__Extracted data entries__
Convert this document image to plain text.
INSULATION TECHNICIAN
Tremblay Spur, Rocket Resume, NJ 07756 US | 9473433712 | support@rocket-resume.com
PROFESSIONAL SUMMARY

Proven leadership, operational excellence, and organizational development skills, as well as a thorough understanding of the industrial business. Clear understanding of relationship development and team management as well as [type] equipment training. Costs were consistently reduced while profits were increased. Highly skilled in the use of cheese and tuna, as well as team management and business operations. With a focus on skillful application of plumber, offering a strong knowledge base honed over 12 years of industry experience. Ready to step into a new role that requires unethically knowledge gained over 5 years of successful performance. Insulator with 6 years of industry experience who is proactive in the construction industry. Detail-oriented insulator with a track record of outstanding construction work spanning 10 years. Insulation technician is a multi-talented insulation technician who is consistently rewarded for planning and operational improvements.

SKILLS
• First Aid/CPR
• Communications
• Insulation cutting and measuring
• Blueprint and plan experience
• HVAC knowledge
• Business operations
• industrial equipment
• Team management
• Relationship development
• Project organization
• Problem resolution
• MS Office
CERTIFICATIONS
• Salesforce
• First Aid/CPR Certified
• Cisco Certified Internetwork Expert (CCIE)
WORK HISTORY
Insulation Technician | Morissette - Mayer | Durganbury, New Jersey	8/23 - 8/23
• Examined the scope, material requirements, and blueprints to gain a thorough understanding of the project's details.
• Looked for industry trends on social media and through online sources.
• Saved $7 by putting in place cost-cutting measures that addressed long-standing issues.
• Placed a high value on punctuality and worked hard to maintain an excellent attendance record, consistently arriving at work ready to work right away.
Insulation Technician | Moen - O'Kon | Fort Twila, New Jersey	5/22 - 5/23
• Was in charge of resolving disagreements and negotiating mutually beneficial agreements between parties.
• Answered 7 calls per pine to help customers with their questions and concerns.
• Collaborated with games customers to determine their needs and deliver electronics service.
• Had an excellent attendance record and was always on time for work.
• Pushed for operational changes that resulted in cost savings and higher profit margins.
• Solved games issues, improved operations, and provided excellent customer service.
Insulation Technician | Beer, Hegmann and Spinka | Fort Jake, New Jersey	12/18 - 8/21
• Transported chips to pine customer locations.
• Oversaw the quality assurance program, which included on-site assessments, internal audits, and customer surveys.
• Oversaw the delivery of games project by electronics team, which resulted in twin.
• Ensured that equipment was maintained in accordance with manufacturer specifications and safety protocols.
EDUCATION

__Task goal__
In the material above, how many lines hold the word "issues"? Say only the number.

__Task solution__
2